* begin Input data *

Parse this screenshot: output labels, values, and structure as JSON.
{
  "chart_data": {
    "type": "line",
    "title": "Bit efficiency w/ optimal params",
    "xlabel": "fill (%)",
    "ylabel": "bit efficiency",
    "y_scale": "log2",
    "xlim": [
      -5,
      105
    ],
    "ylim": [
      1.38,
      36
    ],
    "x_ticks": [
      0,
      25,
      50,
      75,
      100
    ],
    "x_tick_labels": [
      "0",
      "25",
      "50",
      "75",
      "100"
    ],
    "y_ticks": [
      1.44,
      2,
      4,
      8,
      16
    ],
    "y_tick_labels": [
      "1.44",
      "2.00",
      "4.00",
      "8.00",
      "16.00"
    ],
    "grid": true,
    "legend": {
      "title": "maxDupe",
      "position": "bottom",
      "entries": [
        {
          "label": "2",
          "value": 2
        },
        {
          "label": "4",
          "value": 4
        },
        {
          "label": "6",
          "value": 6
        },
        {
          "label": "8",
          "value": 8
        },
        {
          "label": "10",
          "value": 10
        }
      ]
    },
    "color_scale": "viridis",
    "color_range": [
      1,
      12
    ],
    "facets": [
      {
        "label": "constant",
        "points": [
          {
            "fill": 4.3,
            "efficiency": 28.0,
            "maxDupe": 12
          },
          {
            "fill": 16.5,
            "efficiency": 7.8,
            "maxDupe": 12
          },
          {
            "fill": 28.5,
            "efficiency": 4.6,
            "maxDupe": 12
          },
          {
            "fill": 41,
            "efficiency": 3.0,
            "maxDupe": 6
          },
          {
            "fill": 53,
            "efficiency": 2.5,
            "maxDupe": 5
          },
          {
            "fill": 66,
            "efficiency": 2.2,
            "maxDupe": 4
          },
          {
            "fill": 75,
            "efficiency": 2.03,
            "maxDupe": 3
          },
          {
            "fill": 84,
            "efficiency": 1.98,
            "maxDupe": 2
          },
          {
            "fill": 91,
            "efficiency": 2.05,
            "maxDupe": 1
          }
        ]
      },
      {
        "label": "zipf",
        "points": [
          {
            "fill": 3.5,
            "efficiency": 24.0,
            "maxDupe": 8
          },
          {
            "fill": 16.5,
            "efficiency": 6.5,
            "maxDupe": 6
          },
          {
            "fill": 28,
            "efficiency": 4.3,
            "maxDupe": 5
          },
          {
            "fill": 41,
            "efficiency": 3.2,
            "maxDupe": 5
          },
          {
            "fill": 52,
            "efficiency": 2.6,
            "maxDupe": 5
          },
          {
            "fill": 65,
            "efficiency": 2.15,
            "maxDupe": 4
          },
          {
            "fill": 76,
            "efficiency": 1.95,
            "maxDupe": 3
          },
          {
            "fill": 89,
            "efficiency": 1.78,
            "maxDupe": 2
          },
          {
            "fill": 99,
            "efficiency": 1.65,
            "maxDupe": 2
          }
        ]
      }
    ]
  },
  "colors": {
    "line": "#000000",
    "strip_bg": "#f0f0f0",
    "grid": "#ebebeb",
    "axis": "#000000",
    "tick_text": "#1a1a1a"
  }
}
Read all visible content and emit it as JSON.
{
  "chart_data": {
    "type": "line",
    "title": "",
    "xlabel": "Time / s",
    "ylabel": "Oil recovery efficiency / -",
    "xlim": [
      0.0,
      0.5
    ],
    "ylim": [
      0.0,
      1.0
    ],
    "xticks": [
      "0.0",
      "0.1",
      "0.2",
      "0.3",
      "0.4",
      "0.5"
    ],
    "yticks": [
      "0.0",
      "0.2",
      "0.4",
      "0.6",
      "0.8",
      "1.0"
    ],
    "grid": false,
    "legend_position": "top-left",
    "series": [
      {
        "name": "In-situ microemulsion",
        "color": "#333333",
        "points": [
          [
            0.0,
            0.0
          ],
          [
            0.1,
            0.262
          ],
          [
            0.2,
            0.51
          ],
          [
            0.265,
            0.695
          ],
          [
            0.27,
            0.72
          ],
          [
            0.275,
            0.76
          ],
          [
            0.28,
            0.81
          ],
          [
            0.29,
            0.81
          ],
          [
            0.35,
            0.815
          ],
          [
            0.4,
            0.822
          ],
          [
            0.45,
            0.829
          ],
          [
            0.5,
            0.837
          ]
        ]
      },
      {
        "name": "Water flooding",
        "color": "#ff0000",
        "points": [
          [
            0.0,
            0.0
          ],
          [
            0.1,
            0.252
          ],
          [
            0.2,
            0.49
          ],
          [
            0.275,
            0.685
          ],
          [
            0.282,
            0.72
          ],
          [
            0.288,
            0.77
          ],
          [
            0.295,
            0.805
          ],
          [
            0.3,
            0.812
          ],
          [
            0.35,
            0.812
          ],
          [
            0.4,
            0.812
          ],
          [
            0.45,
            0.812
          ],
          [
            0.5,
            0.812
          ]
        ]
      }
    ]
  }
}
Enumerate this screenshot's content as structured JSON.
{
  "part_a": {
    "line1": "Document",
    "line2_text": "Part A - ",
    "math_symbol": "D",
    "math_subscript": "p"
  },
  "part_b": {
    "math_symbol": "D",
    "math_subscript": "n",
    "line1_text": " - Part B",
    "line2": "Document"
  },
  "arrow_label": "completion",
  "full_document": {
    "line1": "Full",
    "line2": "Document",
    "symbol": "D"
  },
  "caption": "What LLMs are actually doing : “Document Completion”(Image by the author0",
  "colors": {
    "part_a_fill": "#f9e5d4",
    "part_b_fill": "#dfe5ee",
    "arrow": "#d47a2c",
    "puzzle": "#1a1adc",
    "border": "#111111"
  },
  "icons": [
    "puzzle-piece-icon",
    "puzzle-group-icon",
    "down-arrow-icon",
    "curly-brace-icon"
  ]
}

* end Input data *

List all lines where "ylabel" occurs.

    "ylabel": "bit efficiency",
    "ylabel": "Oil recovery efficiency / -",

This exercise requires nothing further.